>>>

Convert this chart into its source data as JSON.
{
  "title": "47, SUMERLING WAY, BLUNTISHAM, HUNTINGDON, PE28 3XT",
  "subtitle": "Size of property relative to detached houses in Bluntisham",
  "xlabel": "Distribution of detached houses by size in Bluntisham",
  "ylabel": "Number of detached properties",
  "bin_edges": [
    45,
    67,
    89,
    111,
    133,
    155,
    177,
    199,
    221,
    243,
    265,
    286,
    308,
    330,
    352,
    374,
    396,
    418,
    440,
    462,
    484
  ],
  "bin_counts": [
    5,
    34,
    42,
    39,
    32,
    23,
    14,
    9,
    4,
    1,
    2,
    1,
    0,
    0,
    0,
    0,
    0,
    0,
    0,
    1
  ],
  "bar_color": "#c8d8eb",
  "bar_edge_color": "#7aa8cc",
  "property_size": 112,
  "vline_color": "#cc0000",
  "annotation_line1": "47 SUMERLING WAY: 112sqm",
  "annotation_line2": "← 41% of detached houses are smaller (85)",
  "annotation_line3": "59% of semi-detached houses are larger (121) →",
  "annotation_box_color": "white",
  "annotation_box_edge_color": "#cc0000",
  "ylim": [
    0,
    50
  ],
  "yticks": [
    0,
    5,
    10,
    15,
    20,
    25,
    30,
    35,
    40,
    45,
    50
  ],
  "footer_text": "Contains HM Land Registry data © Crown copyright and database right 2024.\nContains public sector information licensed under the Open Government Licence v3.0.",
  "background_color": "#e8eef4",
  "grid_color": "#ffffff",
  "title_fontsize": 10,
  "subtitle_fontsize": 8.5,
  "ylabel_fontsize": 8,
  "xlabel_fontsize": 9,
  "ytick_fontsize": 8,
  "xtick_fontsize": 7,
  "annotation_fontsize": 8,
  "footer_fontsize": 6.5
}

<<<

:: PROBLEM REQUIREMENTS ::
In the material above, how many lines hold the word "data"? Say only the number.

:: ANSWER FOR THE TASK ::
2